Task objective: The listing below must be repeated word for word, with its images excluded.

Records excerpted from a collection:
[Begin]

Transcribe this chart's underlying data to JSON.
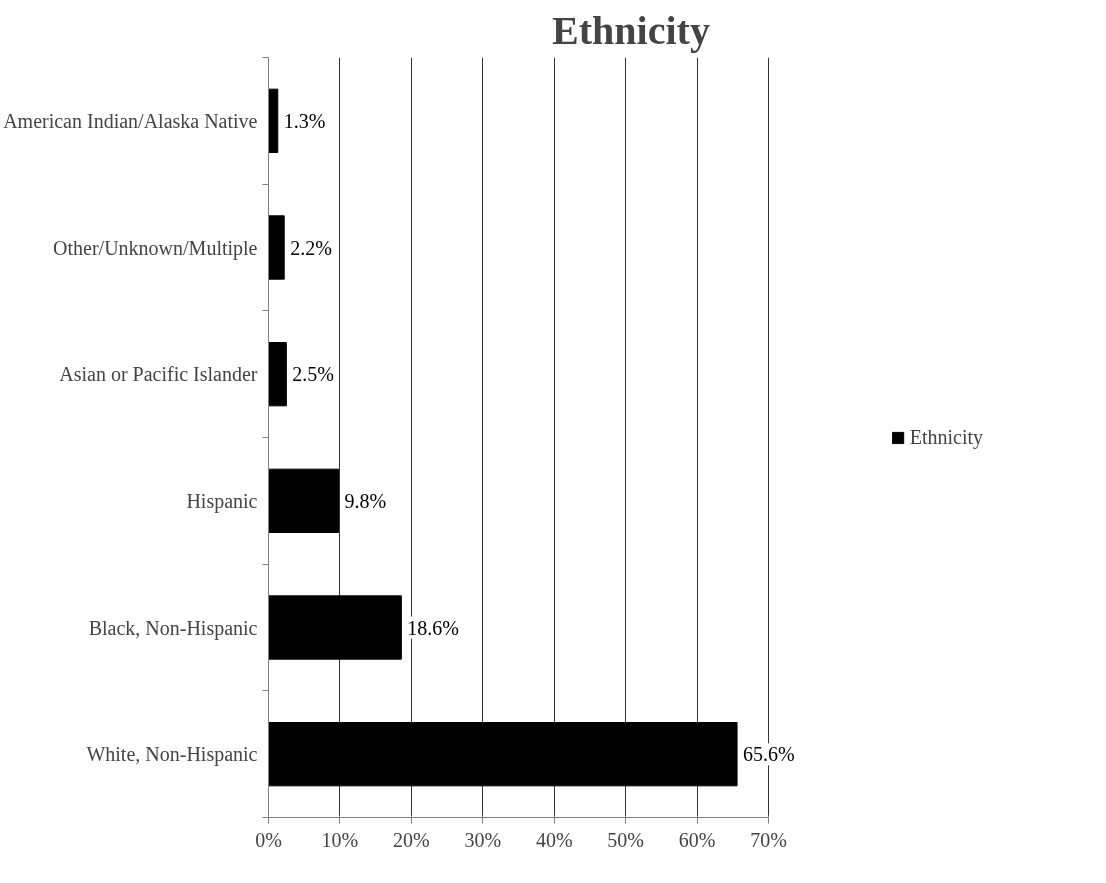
{
  "chart_data": {
    "type": "bar",
    "orientation": "horizontal",
    "title": "Ethnicity",
    "categories": [
      "American Indian/Alaska Native",
      "Other/Unknown/Multiple",
      "Asian or Pacific Islander",
      "Hispanic",
      "Black, Non-Hispanic",
      "White, Non-Hispanic"
    ],
    "series": [
      {
        "name": "Ethnicity",
        "color": "#000000",
        "values": [
          1.3,
          2.2,
          2.5,
          9.8,
          18.6,
          65.6
        ],
        "value_labels": [
          "1.3%",
          "2.2%",
          "2.5%",
          "9.8%",
          "18.6%",
          "65.6%"
        ]
      }
    ],
    "xlim": [
      0,
      70
    ],
    "xticks": [
      {
        "value": 0,
        "label": "0%"
      },
      {
        "value": 10,
        "label": "10%"
      },
      {
        "value": 20,
        "label": "20%"
      },
      {
        "value": 30,
        "label": "30%"
      },
      {
        "value": 40,
        "label": "40%"
      },
      {
        "value": 50,
        "label": "50%"
      },
      {
        "value": 60,
        "label": "60%"
      },
      {
        "value": 70,
        "label": "70%"
      }
    ],
    "grid": "x",
    "legend": "right"
  }
}
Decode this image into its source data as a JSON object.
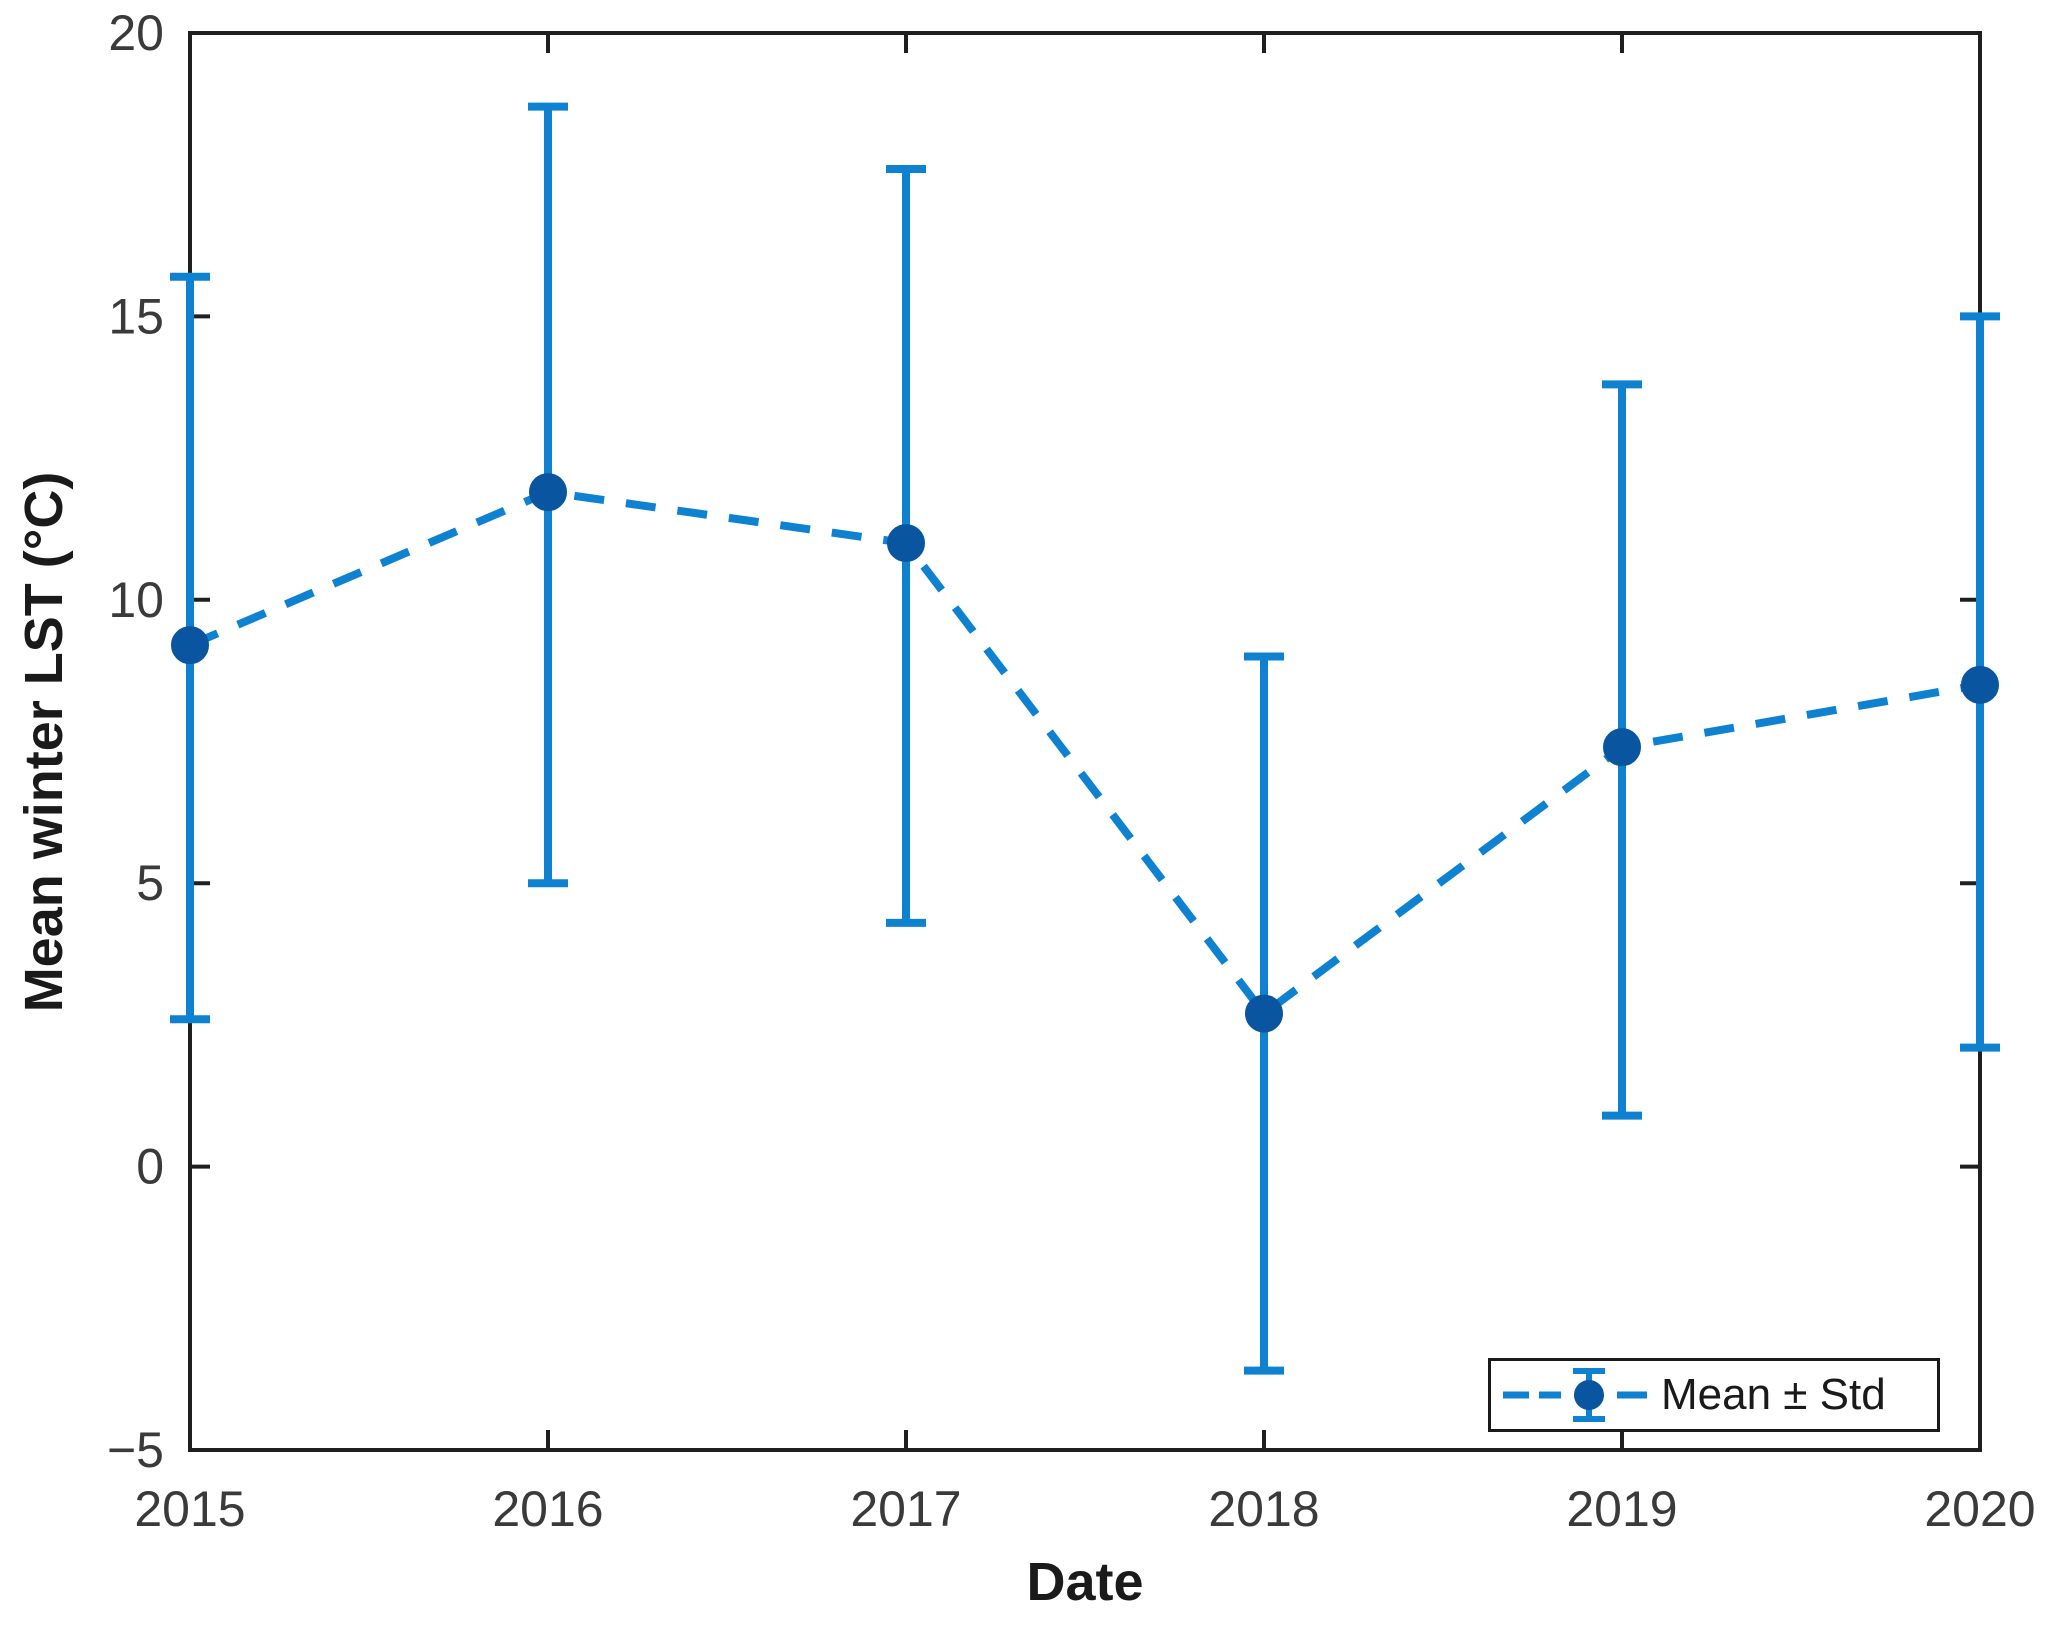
{
  "figure": {
    "background": "#ffffff"
  },
  "chart_data": {
    "type": "line",
    "subtype": "errorbar",
    "title": "",
    "xlabel": "Date",
    "ylabel": "Mean winter LST (°C)",
    "x": [
      2015,
      2016,
      2017,
      2018,
      2019,
      2020
    ],
    "series": [
      {
        "name": "Mean ± Std",
        "values": [
          9.2,
          11.9,
          11.0,
          2.7,
          7.4,
          8.5
        ],
        "error_lower": [
          2.6,
          5.0,
          4.3,
          -3.6,
          0.9,
          2.1
        ],
        "error_upper": [
          15.7,
          18.7,
          17.6,
          9.0,
          13.8,
          15.0
        ],
        "std": [
          6.5,
          6.8,
          6.6,
          6.3,
          6.5,
          6.5
        ]
      }
    ],
    "xlim": [
      2015,
      2020
    ],
    "ylim": [
      -5,
      20
    ],
    "xticks": [
      2015,
      2016,
      2017,
      2018,
      2019,
      2020
    ],
    "yticks": [
      -5,
      0,
      5,
      10,
      15,
      20
    ],
    "grid": false,
    "line_style": "dashed",
    "marker": "filled-circle",
    "legend": {
      "label": "Mean ± Std",
      "position": "bottom-right",
      "border": true
    },
    "colors": {
      "line": "#0e82d0",
      "marker": "#0a55a0",
      "axis": "#1f1f1f",
      "tick_label": "#3a3a3a"
    }
  }
}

[End]

Solution for this problem:
Transcribe this chart's underlying data to JSON.
{
  "chart_data": {
    "type": "bar",
    "orientation": "horizontal",
    "title": "Ethnicity",
    "categories": [
      "American Indian/Alaska Native",
      "Other/Unknown/Multiple",
      "Asian or Pacific Islander",
      "Hispanic",
      "Black, Non-Hispanic",
      "White, Non-Hispanic"
    ],
    "series": [
      {
        "name": "Ethnicity",
        "color": "#000000",
        "values": [
          1.3,
          2.2,
          2.5,
          9.8,
          18.6,
          65.6
        ],
        "value_labels": [
          "1.3%",
          "2.2%",
          "2.5%",
          "9.8%",
          "18.6%",
          "65.6%"
        ]
      }
    ],
    "xlim": [
      0,
      70
    ],
    "xticks": [
      {
        "value": 0,
        "label": "0%"
      },
      {
        "value": 10,
        "label": "10%"
      },
      {
        "value": 20,
        "label": "20%"
      },
      {
        "value": 30,
        "label": "30%"
      },
      {
        "value": 40,
        "label": "40%"
      },
      {
        "value": 50,
        "label": "50%"
      },
      {
        "value": 60,
        "label": "60%"
      },
      {
        "value": 70,
        "label": "70%"
      }
    ],
    "grid": "x",
    "legend": "right"
  }
}
Decode this image into its source data as a JSON object.
{
  "figure": {
    "background": "#ffffff"
  },
  "chart_data": {
    "type": "line",
    "subtype": "errorbar",
    "title": "",
    "xlabel": "Date",
    "ylabel": "Mean winter LST (°C)",
    "x": [
      2015,
      2016,
      2017,
      2018,
      2019,
      2020
    ],
    "series": [
      {
        "name": "Mean ± Std",
        "values": [
          9.2,
          11.9,
          11.0,
          2.7,
          7.4,
          8.5
        ],
        "error_lower": [
          2.6,
          5.0,
          4.3,
          -3.6,
          0.9,
          2.1
        ],
        "error_upper": [
          15.7,
          18.7,
          17.6,
          9.0,
          13.8,
          15.0
        ],
        "std": [
          6.5,
          6.8,
          6.6,
          6.3,
          6.5,
          6.5
        ]
      }
    ],
    "xlim": [
      2015,
      2020
    ],
    "ylim": [
      -5,
      20
    ],
    "xticks": [
      2015,
      2016,
      2017,
      2018,
      2019,
      2020
    ],
    "yticks": [
      -5,
      0,
      5,
      10,
      15,
      20
    ],
    "grid": false,
    "line_style": "dashed",
    "marker": "filled-circle",
    "legend": {
      "label": "Mean ± Std",
      "position": "bottom-right",
      "border": true
    },
    "colors": {
      "line": "#0e82d0",
      "marker": "#0a55a0",
      "axis": "#1f1f1f",
      "tick_label": "#3a3a3a"
    }
  }
}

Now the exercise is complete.